* **Exercise**: Each line from the one that contains "Type out the text in this image." to the end of the material must be set down exactly, and no line before it.

* **Records supplied**:
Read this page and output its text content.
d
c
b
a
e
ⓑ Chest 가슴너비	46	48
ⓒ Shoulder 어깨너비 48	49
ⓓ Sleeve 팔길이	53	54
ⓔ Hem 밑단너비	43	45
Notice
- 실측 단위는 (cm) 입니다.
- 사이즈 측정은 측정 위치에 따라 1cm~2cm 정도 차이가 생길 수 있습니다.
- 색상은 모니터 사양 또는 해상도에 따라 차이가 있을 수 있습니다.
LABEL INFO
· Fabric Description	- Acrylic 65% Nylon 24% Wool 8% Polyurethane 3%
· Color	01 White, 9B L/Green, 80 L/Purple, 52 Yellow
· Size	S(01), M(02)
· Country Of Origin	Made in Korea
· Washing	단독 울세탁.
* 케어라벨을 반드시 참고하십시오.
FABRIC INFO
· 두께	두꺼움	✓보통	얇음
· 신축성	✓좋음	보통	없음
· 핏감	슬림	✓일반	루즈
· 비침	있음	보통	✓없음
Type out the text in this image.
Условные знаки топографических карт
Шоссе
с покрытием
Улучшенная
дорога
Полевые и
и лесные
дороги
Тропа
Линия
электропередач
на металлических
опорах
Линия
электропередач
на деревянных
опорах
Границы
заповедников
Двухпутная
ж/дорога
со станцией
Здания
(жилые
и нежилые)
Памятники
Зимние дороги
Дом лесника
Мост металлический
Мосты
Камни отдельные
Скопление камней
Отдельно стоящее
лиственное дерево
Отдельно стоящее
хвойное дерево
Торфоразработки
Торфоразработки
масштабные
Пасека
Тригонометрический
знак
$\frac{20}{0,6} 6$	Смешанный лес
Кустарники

* **Result for this task**:
Type out the text in this image.
Условные знаки топографических карт
Шоссе
с покрытием
Улучшенная
дорога
Полевые и
и лесные
дороги
Тропа
Линия
электропередач
на металлических
опорах
Линия
электропередач
на деревянных
опорах
Границы
заповедников
Двухпутная
ж/дорога
со станцией
Здания
(жилые
и нежилые)
Памятники
Зимние дороги
Дом лесника
Мост металлический
Мосты
Камни отдельные
Скопление камней
Отдельно стоящее
лиственное дерево
Отдельно стоящее
хвойное дерево
Торфоразработки
Торфоразработки
масштабные
Пасека
Тригонометрический
знак
$\frac{20}{0,6} 6$	Смешанный лес
Кустарники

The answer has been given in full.